__GIVEN EXERCISE__
Search the data below for "temperature"; list each line that holds it.

__MATERIALS PROVIDED__
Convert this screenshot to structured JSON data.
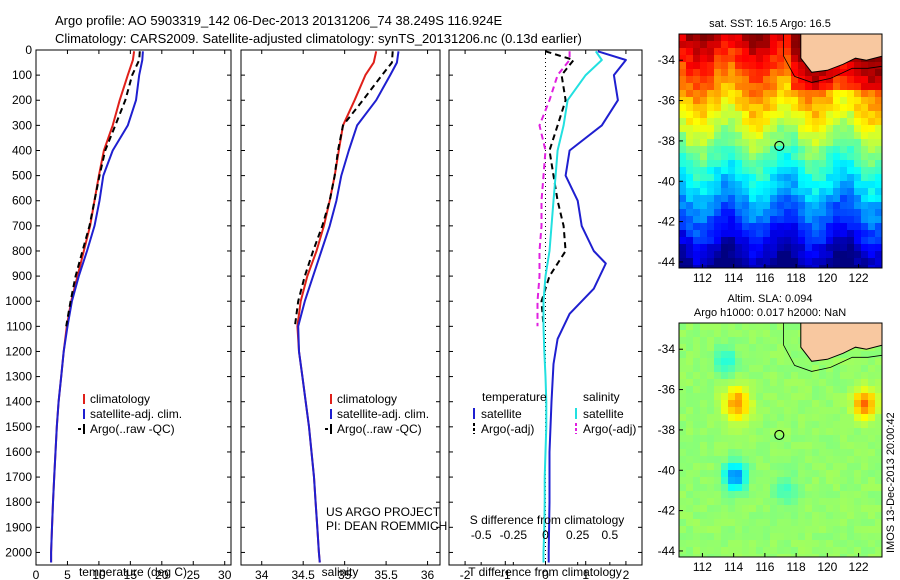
{
  "header": {
    "line1": "Argo profile: AO 5903319_142 06-Dec-2013 20131206_74 38.249S 116.924E",
    "line2": "Climatology: CARS2009. Satellite-adjusted climatology: synTS_20131206.nc (0.13d earlier)"
  },
  "credits": {
    "line1": "US ARGO PROJECT",
    "line2": "PI: DEAN ROEMMICH"
  },
  "side_label": "IMOS 13-Dec-2013 20:00:42",
  "colors": {
    "climatology": "#e0201a",
    "satellite": "#1f1fd0",
    "argo": "#000000",
    "s_satellite": "#22e0e0",
    "s_argo": "#e020e0",
    "land": "#f8c8a0"
  },
  "chart_data": [
    {
      "type": "line",
      "panel": "temperature",
      "xlabel": "temperature (deg C)",
      "xlim": [
        0,
        31
      ],
      "xticks": [
        0,
        5,
        10,
        15,
        20,
        25,
        30
      ],
      "ylim": [
        2050,
        0
      ],
      "yticks": [
        0,
        100,
        200,
        300,
        400,
        500,
        600,
        700,
        800,
        900,
        1000,
        1100,
        1200,
        1300,
        1400,
        1500,
        1600,
        1700,
        1800,
        1900,
        2000
      ],
      "legend": [
        "climatology",
        "satellite-adj. clim.",
        "Argo(..raw -QC)"
      ],
      "series": [
        {
          "name": "climatology",
          "style": "solid",
          "color": "#e0201a",
          "points": [
            [
              15.6,
              5
            ],
            [
              15.4,
              40
            ],
            [
              14.6,
              100
            ],
            [
              13.3,
              200
            ],
            [
              12.2,
              300
            ],
            [
              10.8,
              400
            ],
            [
              10.0,
              500
            ],
            [
              9.3,
              600
            ],
            [
              8.6,
              700
            ],
            [
              7.6,
              800
            ],
            [
              6.6,
              900
            ],
            [
              5.6,
              1000
            ],
            [
              4.9,
              1100
            ],
            [
              4.4,
              1200
            ],
            [
              4.0,
              1300
            ],
            [
              3.6,
              1400
            ],
            [
              3.3,
              1500
            ],
            [
              3.1,
              1600
            ],
            [
              2.9,
              1700
            ],
            [
              2.7,
              1800
            ],
            [
              2.55,
              1900
            ],
            [
              2.4,
              2000
            ],
            [
              2.4,
              2040
            ]
          ]
        },
        {
          "name": "satellite-adj. clim.",
          "style": "solid",
          "color": "#1f1fd0",
          "points": [
            [
              17.0,
              5
            ],
            [
              16.9,
              40
            ],
            [
              16.4,
              100
            ],
            [
              15.9,
              200
            ],
            [
              14.6,
              300
            ],
            [
              12.2,
              400
            ],
            [
              10.7,
              500
            ],
            [
              10.1,
              600
            ],
            [
              9.3,
              700
            ],
            [
              8.1,
              800
            ],
            [
              6.8,
              900
            ],
            [
              5.7,
              1000
            ],
            [
              5.0,
              1100
            ],
            [
              4.4,
              1200
            ],
            [
              4.0,
              1300
            ],
            [
              3.6,
              1400
            ],
            [
              3.3,
              1500
            ],
            [
              3.1,
              1600
            ],
            [
              2.9,
              1700
            ],
            [
              2.7,
              1800
            ],
            [
              2.55,
              1900
            ],
            [
              2.4,
              2000
            ],
            [
              2.4,
              2040
            ]
          ]
        },
        {
          "name": "Argo(..raw -QC)",
          "style": "dashed",
          "color": "#000000",
          "points": [
            [
              16.5,
              5
            ],
            [
              16.4,
              40
            ],
            [
              15.3,
              100
            ],
            [
              14.2,
              200
            ],
            [
              12.6,
              300
            ],
            [
              11.0,
              400
            ],
            [
              10.1,
              500
            ],
            [
              9.3,
              600
            ],
            [
              8.5,
              700
            ],
            [
              7.4,
              800
            ],
            [
              6.3,
              900
            ],
            [
              5.5,
              1000
            ],
            [
              4.8,
              1100
            ]
          ]
        }
      ]
    },
    {
      "type": "line",
      "panel": "salinity",
      "xlabel": "salinity",
      "xlim": [
        33.75,
        36.15
      ],
      "xticks": [
        34,
        34.5,
        35,
        35.5,
        36
      ],
      "ylim": [
        2050,
        0
      ],
      "legend": [
        "climatology",
        "satellite-adj. clim.",
        "Argo(..raw -QC)"
      ],
      "series": [
        {
          "name": "climatology",
          "style": "solid",
          "color": "#e0201a",
          "points": [
            [
              35.38,
              5
            ],
            [
              35.35,
              50
            ],
            [
              35.25,
              100
            ],
            [
              35.12,
              200
            ],
            [
              34.98,
              300
            ],
            [
              34.93,
              400
            ],
            [
              34.88,
              500
            ],
            [
              34.82,
              600
            ],
            [
              34.75,
              700
            ],
            [
              34.66,
              800
            ],
            [
              34.55,
              900
            ],
            [
              34.47,
              1000
            ],
            [
              34.43,
              1100
            ],
            [
              34.45,
              1200
            ],
            [
              34.49,
              1300
            ],
            [
              34.53,
              1400
            ],
            [
              34.57,
              1500
            ],
            [
              34.6,
              1600
            ],
            [
              34.63,
              1700
            ],
            [
              34.65,
              1800
            ],
            [
              34.67,
              1900
            ],
            [
              34.69,
              2000
            ],
            [
              34.7,
              2040
            ]
          ]
        },
        {
          "name": "satellite-adj. clim.",
          "style": "solid",
          "color": "#1f1fd0",
          "points": [
            [
              35.65,
              5
            ],
            [
              35.63,
              50
            ],
            [
              35.55,
              100
            ],
            [
              35.38,
              200
            ],
            [
              35.15,
              300
            ],
            [
              35.05,
              400
            ],
            [
              34.96,
              500
            ],
            [
              34.9,
              600
            ],
            [
              34.82,
              700
            ],
            [
              34.72,
              800
            ],
            [
              34.62,
              900
            ],
            [
              34.52,
              1000
            ],
            [
              34.44,
              1100
            ],
            [
              34.45,
              1200
            ],
            [
              34.49,
              1300
            ],
            [
              34.53,
              1400
            ],
            [
              34.57,
              1500
            ],
            [
              34.6,
              1600
            ],
            [
              34.63,
              1700
            ],
            [
              34.65,
              1800
            ],
            [
              34.67,
              1900
            ],
            [
              34.69,
              2000
            ],
            [
              34.7,
              2040
            ]
          ]
        },
        {
          "name": "Argo(..raw -QC)",
          "style": "dashed",
          "color": "#000000",
          "points": [
            [
              35.58,
              5
            ],
            [
              35.57,
              50
            ],
            [
              35.45,
              100
            ],
            [
              35.22,
              200
            ],
            [
              34.98,
              300
            ],
            [
              34.92,
              400
            ],
            [
              34.88,
              500
            ],
            [
              34.82,
              600
            ],
            [
              34.73,
              700
            ],
            [
              34.62,
              800
            ],
            [
              34.52,
              900
            ],
            [
              34.44,
              1000
            ],
            [
              34.4,
              1100
            ]
          ]
        }
      ]
    },
    {
      "type": "line",
      "panel": "difference",
      "xlabel": "T difference from climatology",
      "xlabel_top": "S difference from climatology",
      "xlim": [
        -2.4,
        2.4
      ],
      "xticks": [
        -2,
        -1,
        0,
        1,
        2
      ],
      "xticks_top": [
        {
          "label": "-0.5",
          "t": -1.6
        },
        {
          "label": "-0.25",
          "t": -0.8
        },
        {
          "label": "0",
          "t": 0
        },
        {
          "label": "0.25",
          "t": 0.8
        },
        {
          "label": "0.5",
          "t": 1.6
        }
      ],
      "ylim": [
        2050,
        0
      ],
      "legend_headers": [
        "temperature",
        "salinity"
      ],
      "legend": [
        "satellite",
        "Argo(-adj)",
        "satellite",
        "Argo(-adj)"
      ],
      "series": [
        {
          "name": "satellite",
          "style": "solid",
          "color": "#1f1fd0",
          "points": [
            [
              1.3,
              5
            ],
            [
              2.0,
              40
            ],
            [
              1.7,
              100
            ],
            [
              1.8,
              200
            ],
            [
              1.4,
              300
            ],
            [
              0.6,
              400
            ],
            [
              0.5,
              500
            ],
            [
              0.8,
              600
            ],
            [
              0.9,
              700
            ],
            [
              1.2,
              800
            ],
            [
              1.5,
              850
            ],
            [
              1.2,
              950
            ],
            [
              0.6,
              1050
            ],
            [
              0.3,
              1150
            ],
            [
              0.2,
              1250
            ],
            [
              0.15,
              1400
            ],
            [
              0.1,
              1600
            ],
            [
              0.1,
              1800
            ],
            [
              0.08,
              2000
            ],
            [
              0.08,
              2040
            ]
          ]
        },
        {
          "name": "Argo(-adj)",
          "style": "dashed",
          "color": "#000000",
          "points": [
            [
              0.0,
              5
            ],
            [
              0.7,
              40
            ],
            [
              0.4,
              100
            ],
            [
              0.5,
              200
            ],
            [
              0.3,
              300
            ],
            [
              0.1,
              400
            ],
            [
              0.2,
              500
            ],
            [
              0.3,
              600
            ],
            [
              0.45,
              700
            ],
            [
              0.5,
              800
            ],
            [
              0.1,
              900
            ],
            [
              -0.1,
              1000
            ],
            [
              -0.05,
              1100
            ]
          ]
        },
        {
          "name": "satellite",
          "style": "solid",
          "color": "#22e0e0",
          "points": [
            [
              1.25,
              5
            ],
            [
              1.4,
              40
            ],
            [
              1.0,
              100
            ],
            [
              0.55,
              200
            ],
            [
              0.45,
              300
            ],
            [
              0.3,
              400
            ],
            [
              0.25,
              500
            ],
            [
              0.2,
              600
            ],
            [
              0.15,
              700
            ],
            [
              0.1,
              800
            ],
            [
              0.0,
              900
            ],
            [
              -0.05,
              1000
            ],
            [
              -0.05,
              1100
            ],
            [
              -0.03,
              1200
            ],
            [
              0.0,
              1300
            ],
            [
              0.02,
              1400
            ],
            [
              0.02,
              1500
            ],
            [
              0.0,
              1600
            ],
            [
              -0.02,
              1700
            ],
            [
              -0.02,
              1800
            ],
            [
              -0.03,
              1900
            ],
            [
              -0.05,
              2000
            ],
            [
              -0.05,
              2040
            ]
          ]
        },
        {
          "name": "Argo(-adj)",
          "style": "dashed",
          "color": "#e020e0",
          "points": [
            [
              0.6,
              5
            ],
            [
              0.6,
              40
            ],
            [
              0.3,
              100
            ],
            [
              0.1,
              200
            ],
            [
              -0.15,
              300
            ],
            [
              0.0,
              400
            ],
            [
              -0.05,
              500
            ],
            [
              -0.1,
              600
            ],
            [
              -0.1,
              700
            ],
            [
              -0.15,
              800
            ],
            [
              -0.15,
              900
            ],
            [
              -0.2,
              1000
            ],
            [
              -0.2,
              1100
            ]
          ]
        }
      ]
    },
    {
      "type": "heatmap",
      "panel": "sst-map",
      "title": "sat. SST: 16.5 Argo: 16.5",
      "xlim": [
        110.5,
        123.5
      ],
      "ylim": [
        -44.3,
        -32.7
      ],
      "xticks": [
        112,
        114,
        116,
        118,
        120,
        122
      ],
      "yticks": [
        -34,
        -36,
        -38,
        -40,
        -42,
        -44
      ],
      "marker": {
        "lon": 116.924,
        "lat": -38.249
      }
    },
    {
      "type": "heatmap",
      "panel": "sla-map",
      "title_line1": "Altim. SLA: 0.094",
      "title_line2": "Argo h1000: 0.017 h2000: NaN",
      "xlim": [
        110.5,
        123.5
      ],
      "ylim": [
        -44.3,
        -32.7
      ],
      "xticks": [
        112,
        114,
        116,
        118,
        120,
        122
      ],
      "yticks": [
        -34,
        -36,
        -38,
        -40,
        -42,
        -44
      ],
      "marker": {
        "lon": 116.924,
        "lat": -38.249
      }
    }
  ]
}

__OUTPUT__
      "panel": "temperature",
      "xlabel": "temperature (deg C)",
        "temperature",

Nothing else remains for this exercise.